PROBLEM REQUIREMENTS » Write out the material exactly, leaving every picture behind.

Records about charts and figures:
* start *

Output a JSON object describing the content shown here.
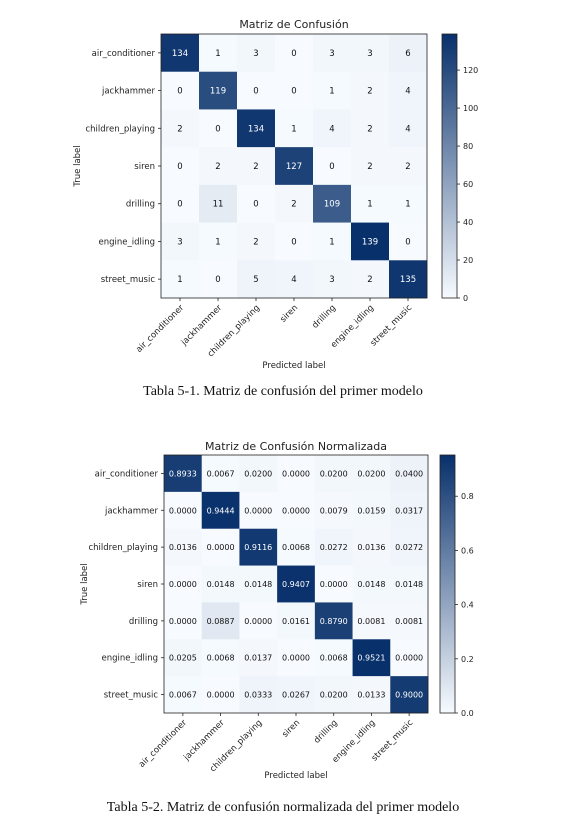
{
  "chart_data": [
    {
      "type": "heatmap",
      "title": "Matriz de Confusión",
      "xlabel": "Predicted label",
      "ylabel": "True label",
      "labels": [
        "air_conditioner",
        "jackhammer",
        "children_playing",
        "siren",
        "drilling",
        "engine_idling",
        "street_music"
      ],
      "values": [
        [
          "134",
          "1",
          "3",
          "0",
          "3",
          "3",
          "6"
        ],
        [
          "0",
          "119",
          "0",
          "0",
          "1",
          "2",
          "4"
        ],
        [
          "2",
          "0",
          "134",
          "1",
          "4",
          "2",
          "4"
        ],
        [
          "0",
          "2",
          "2",
          "127",
          "0",
          "2",
          "2"
        ],
        [
          "0",
          "11",
          "0",
          "2",
          "109",
          "1",
          "1"
        ],
        [
          "3",
          "1",
          "2",
          "0",
          "1",
          "139",
          "0"
        ],
        [
          "1",
          "0",
          "5",
          "4",
          "3",
          "2",
          "135"
        ]
      ],
      "vmin": 0,
      "vmax": 139,
      "colorbar_ticks": [
        "0",
        "20",
        "40",
        "60",
        "80",
        "100",
        "120"
      ],
      "colormap": [
        "#f7fbff",
        "#08306b"
      ]
    },
    {
      "type": "heatmap",
      "title": "Matriz de Confusión Normalizada",
      "xlabel": "Predicted label",
      "ylabel": "True label",
      "labels": [
        "air_conditioner",
        "jackhammer",
        "children_playing",
        "siren",
        "drilling",
        "engine_idling",
        "street_music"
      ],
      "values": [
        [
          "0.8933",
          "0.0067",
          "0.0200",
          "0.0000",
          "0.0200",
          "0.0200",
          "0.0400"
        ],
        [
          "0.0000",
          "0.9444",
          "0.0000",
          "0.0000",
          "0.0079",
          "0.0159",
          "0.0317"
        ],
        [
          "0.0136",
          "0.0000",
          "0.9116",
          "0.0068",
          "0.0272",
          "0.0136",
          "0.0272"
        ],
        [
          "0.0000",
          "0.0148",
          "0.0148",
          "0.9407",
          "0.0000",
          "0.0148",
          "0.0148"
        ],
        [
          "0.0000",
          "0.0887",
          "0.0000",
          "0.0161",
          "0.8790",
          "0.0081",
          "0.0081"
        ],
        [
          "0.0205",
          "0.0068",
          "0.0137",
          "0.0000",
          "0.0068",
          "0.9521",
          "0.0000"
        ],
        [
          "0.0067",
          "0.0000",
          "0.0333",
          "0.0267",
          "0.0200",
          "0.0133",
          "0.9000"
        ]
      ],
      "vmin": 0,
      "vmax": 0.9521,
      "colorbar_ticks": [
        "0.0",
        "0.2",
        "0.4",
        "0.6",
        "0.8"
      ],
      "colormap": [
        "#f7fbff",
        "#08306b"
      ]
    }
  ],
  "captions": {
    "first": "Tabla 5-1. Matriz de confusión del primer modelo",
    "second": "Tabla 5-2. Matriz de confusión normalizada del primer modelo"
  }
}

* end *

WRITTEN RESPONSE »
Output a JSON object describing the content shown here.
{
  "chart_data": [
    {
      "type": "heatmap",
      "title": "Matriz de Confusión",
      "xlabel": "Predicted label",
      "ylabel": "True label",
      "labels": [
        "air_conditioner",
        "jackhammer",
        "children_playing",
        "siren",
        "drilling",
        "engine_idling",
        "street_music"
      ],
      "values": [
        [
          "134",
          "1",
          "3",
          "0",
          "3",
          "3",
          "6"
        ],
        [
          "0",
          "119",
          "0",
          "0",
          "1",
          "2",
          "4"
        ],
        [
          "2",
          "0",
          "134",
          "1",
          "4",
          "2",
          "4"
        ],
        [
          "0",
          "2",
          "2",
          "127",
          "0",
          "2",
          "2"
        ],
        [
          "0",
          "11",
          "0",
          "2",
          "109",
          "1",
          "1"
        ],
        [
          "3",
          "1",
          "2",
          "0",
          "1",
          "139",
          "0"
        ],
        [
          "1",
          "0",
          "5",
          "4",
          "3",
          "2",
          "135"
        ]
      ],
      "vmin": 0,
      "vmax": 139,
      "colorbar_ticks": [
        "0",
        "20",
        "40",
        "60",
        "80",
        "100",
        "120"
      ],
      "colormap": [
        "#f7fbff",
        "#08306b"
      ]
    },
    {
      "type": "heatmap",
      "title": "Matriz de Confusión Normalizada",
      "xlabel": "Predicted label",
      "ylabel": "True label",
      "labels": [
        "air_conditioner",
        "jackhammer",
        "children_playing",
        "siren",
        "drilling",
        "engine_idling",
        "street_music"
      ],
      "values": [
        [
          "0.8933",
          "0.0067",
          "0.0200",
          "0.0000",
          "0.0200",
          "0.0200",
          "0.0400"
        ],
        [
          "0.0000",
          "0.9444",
          "0.0000",
          "0.0000",
          "0.0079",
          "0.0159",
          "0.0317"
        ],
        [
          "0.0136",
          "0.0000",
          "0.9116",
          "0.0068",
          "0.0272",
          "0.0136",
          "0.0272"
        ],
        [
          "0.0000",
          "0.0148",
          "0.0148",
          "0.9407",
          "0.0000",
          "0.0148",
          "0.0148"
        ],
        [
          "0.0000",
          "0.0887",
          "0.0000",
          "0.0161",
          "0.8790",
          "0.0081",
          "0.0081"
        ],
        [
          "0.0205",
          "0.0068",
          "0.0137",
          "0.0000",
          "0.0068",
          "0.9521",
          "0.0000"
        ],
        [
          "0.0067",
          "0.0000",
          "0.0333",
          "0.0267",
          "0.0200",
          "0.0133",
          "0.9000"
        ]
      ],
      "vmin": 0,
      "vmax": 0.9521,
      "colorbar_ticks": [
        "0.0",
        "0.2",
        "0.4",
        "0.6",
        "0.8"
      ],
      "colormap": [
        "#f7fbff",
        "#08306b"
      ]
    }
  ],
  "captions": {
    "first": "Tabla 5-1. Matriz de confusión del primer modelo",
    "second": "Tabla 5-2. Matriz de confusión normalizada del primer modelo"
  }
}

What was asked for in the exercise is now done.